━━━━━ MATERIAL SUPPLIED ━━━━━

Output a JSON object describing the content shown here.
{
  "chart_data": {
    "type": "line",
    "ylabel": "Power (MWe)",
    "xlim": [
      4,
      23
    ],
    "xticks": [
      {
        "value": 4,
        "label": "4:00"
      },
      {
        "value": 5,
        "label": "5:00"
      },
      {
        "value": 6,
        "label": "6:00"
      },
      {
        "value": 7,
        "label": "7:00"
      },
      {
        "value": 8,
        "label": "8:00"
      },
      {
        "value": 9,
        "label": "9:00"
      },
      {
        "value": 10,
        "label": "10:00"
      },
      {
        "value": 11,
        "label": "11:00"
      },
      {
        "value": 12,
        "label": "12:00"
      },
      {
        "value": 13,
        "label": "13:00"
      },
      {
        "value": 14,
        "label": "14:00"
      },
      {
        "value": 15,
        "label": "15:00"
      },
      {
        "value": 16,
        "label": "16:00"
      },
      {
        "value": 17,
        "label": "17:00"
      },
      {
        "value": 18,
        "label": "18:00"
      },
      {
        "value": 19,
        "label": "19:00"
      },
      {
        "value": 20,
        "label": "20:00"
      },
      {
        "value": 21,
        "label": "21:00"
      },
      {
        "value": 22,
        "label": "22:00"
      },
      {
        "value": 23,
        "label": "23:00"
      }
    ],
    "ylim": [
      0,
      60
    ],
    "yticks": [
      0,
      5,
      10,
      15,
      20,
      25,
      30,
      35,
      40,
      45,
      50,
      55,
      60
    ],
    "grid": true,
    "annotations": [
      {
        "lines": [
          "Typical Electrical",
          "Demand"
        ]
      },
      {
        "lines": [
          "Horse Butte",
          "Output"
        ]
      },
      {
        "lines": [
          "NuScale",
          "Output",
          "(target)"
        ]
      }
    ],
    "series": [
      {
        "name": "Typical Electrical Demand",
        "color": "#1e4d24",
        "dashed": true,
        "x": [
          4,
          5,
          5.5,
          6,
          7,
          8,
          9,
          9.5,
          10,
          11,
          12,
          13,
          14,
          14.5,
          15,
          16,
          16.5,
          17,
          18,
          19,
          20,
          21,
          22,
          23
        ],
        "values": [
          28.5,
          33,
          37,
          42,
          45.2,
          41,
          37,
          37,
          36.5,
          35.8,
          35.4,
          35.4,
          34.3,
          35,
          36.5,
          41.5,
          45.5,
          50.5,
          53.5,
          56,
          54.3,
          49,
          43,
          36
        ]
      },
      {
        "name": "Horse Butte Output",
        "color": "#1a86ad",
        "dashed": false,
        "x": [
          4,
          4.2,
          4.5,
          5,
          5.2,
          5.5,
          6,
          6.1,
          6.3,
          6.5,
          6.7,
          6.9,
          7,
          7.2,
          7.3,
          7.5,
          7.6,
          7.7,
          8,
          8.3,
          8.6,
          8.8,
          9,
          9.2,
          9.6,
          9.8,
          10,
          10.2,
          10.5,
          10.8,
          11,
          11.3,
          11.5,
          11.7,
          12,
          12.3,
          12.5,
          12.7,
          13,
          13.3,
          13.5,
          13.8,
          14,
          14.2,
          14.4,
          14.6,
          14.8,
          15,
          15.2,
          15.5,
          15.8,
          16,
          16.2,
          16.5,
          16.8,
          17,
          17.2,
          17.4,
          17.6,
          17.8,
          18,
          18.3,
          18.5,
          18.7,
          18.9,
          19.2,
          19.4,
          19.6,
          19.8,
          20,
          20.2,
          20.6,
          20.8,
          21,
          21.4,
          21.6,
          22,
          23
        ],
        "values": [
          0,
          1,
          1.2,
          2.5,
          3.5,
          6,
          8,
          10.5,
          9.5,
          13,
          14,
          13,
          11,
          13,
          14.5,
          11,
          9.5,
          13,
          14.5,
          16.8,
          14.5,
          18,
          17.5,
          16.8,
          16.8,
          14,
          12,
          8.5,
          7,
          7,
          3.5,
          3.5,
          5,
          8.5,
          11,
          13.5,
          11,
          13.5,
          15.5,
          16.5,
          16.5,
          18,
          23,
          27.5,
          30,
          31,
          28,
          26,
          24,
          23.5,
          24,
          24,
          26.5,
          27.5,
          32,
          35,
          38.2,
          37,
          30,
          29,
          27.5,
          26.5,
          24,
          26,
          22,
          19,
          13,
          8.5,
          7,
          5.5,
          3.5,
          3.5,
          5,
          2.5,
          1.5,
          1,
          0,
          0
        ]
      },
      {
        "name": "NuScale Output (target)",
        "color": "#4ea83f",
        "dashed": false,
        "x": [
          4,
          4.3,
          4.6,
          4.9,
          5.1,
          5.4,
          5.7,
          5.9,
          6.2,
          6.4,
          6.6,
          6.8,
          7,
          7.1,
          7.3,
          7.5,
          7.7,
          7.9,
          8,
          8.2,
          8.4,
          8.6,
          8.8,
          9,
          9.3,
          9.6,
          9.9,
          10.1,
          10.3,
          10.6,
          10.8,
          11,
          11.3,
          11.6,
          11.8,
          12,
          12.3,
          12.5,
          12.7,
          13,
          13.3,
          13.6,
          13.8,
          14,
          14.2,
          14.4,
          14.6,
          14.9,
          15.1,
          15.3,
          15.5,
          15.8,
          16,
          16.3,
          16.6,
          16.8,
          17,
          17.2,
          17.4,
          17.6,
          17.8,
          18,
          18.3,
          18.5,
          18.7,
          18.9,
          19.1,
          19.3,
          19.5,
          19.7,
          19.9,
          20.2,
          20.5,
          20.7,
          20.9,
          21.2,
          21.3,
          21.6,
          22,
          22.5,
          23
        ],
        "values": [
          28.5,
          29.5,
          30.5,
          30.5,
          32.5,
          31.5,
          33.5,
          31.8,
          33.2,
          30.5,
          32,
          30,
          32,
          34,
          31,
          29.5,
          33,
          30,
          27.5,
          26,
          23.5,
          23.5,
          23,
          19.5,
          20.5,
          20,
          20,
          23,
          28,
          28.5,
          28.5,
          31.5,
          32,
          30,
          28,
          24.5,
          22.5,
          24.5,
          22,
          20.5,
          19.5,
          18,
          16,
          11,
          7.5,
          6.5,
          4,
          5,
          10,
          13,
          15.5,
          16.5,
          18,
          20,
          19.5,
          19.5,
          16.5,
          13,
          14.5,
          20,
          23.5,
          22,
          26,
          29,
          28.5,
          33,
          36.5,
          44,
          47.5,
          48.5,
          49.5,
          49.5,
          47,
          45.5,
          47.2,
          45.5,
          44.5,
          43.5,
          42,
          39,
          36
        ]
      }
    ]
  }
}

━━━━━

■ EXERCISE GOAL
In the material above, find the lines that contain "Butte" and show them.

■ RIGHT ANSWER
          "Horse Butte",
        "name": "Horse Butte Output",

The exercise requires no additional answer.